━━ Data in this exercise

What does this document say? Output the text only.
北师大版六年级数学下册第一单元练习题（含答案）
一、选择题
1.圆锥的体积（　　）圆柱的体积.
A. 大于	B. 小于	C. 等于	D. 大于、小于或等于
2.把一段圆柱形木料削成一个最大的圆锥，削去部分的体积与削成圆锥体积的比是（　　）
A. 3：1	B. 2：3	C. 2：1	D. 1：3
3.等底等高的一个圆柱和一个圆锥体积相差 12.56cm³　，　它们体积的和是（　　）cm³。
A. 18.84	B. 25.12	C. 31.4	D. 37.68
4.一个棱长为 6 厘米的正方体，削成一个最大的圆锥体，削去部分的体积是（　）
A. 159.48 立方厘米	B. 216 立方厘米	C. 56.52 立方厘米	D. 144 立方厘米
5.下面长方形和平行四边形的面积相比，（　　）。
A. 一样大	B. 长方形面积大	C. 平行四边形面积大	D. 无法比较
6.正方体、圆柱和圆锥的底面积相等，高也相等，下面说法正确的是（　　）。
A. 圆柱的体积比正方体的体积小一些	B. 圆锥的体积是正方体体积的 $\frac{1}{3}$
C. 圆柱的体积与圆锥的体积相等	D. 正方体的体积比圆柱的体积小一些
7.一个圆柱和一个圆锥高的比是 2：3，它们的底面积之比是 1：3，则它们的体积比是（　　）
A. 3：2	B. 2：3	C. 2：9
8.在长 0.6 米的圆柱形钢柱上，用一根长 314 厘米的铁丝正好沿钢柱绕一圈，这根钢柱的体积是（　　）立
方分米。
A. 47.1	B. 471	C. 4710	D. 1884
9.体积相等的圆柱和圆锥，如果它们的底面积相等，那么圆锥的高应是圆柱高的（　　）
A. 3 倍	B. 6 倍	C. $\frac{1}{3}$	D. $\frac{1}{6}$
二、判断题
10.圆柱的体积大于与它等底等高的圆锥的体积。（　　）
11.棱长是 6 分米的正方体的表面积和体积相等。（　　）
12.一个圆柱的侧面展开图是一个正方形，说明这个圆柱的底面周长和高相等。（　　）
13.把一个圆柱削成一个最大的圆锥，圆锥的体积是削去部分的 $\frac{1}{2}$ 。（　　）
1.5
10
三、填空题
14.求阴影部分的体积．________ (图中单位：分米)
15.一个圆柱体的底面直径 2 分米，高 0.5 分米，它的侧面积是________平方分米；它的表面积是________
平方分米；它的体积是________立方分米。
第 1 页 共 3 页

━━━━
━━ Data in this exercise

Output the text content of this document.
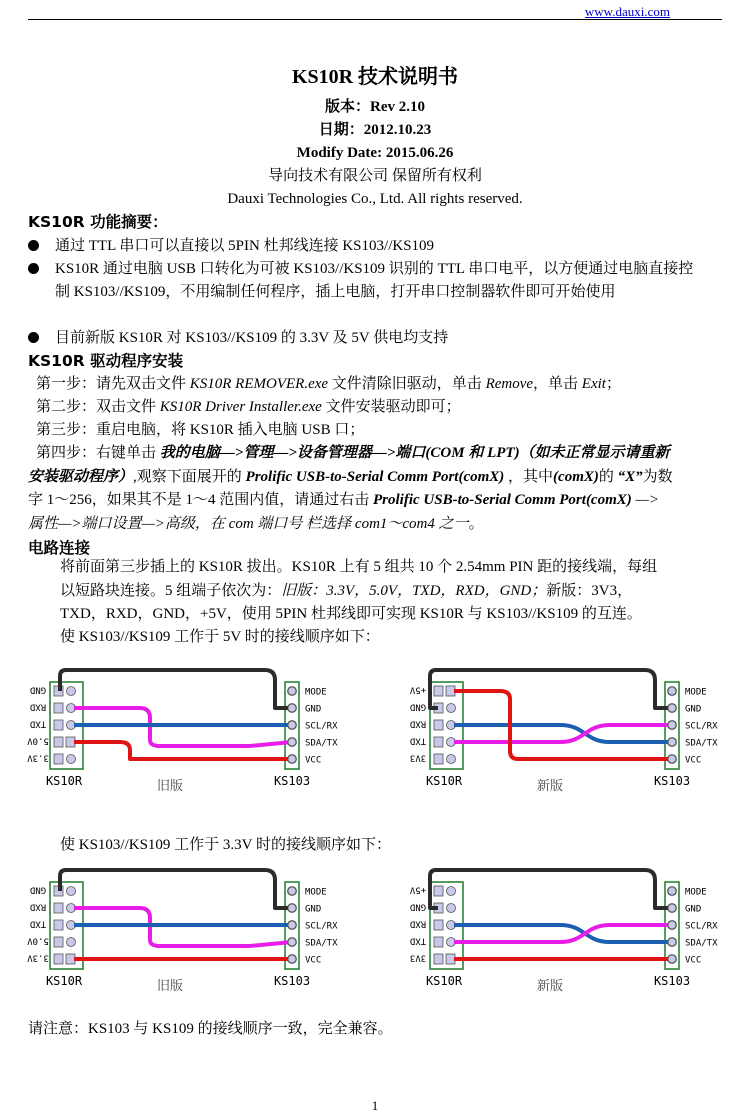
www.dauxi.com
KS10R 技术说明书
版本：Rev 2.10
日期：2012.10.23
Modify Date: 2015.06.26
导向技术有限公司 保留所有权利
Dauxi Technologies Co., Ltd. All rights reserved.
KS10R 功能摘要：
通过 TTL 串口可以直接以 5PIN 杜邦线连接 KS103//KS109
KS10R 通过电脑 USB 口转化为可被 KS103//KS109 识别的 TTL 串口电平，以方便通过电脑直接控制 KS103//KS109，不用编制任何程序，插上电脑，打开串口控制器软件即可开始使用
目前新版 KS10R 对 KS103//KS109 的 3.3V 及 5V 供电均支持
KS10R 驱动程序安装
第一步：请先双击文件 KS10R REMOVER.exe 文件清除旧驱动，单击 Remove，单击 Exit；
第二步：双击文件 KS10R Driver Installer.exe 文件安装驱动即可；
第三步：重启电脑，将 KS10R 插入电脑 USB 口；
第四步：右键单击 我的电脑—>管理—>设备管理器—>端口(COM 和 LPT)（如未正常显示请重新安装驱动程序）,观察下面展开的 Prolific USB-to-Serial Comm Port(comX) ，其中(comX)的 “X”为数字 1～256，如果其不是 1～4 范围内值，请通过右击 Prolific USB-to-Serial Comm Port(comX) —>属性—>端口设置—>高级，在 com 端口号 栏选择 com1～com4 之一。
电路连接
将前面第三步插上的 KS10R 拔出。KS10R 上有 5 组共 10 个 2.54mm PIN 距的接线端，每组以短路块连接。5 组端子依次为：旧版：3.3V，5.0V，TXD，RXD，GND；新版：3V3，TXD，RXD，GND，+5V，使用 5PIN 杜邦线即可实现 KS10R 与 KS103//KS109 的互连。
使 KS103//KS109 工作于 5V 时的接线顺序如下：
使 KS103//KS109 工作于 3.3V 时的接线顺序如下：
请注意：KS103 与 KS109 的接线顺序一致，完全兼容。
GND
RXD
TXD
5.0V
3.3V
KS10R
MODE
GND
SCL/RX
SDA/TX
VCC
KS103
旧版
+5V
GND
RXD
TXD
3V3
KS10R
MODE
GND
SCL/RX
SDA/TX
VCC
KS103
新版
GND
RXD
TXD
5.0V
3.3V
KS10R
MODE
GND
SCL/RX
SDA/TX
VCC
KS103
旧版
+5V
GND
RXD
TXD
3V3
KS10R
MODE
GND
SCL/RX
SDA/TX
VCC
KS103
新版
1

━━━━

▸ **Instruction**:
Considering only the records above, state the number of lines that include the word "document", with nothing added.

▸ **Answer to the task**:
2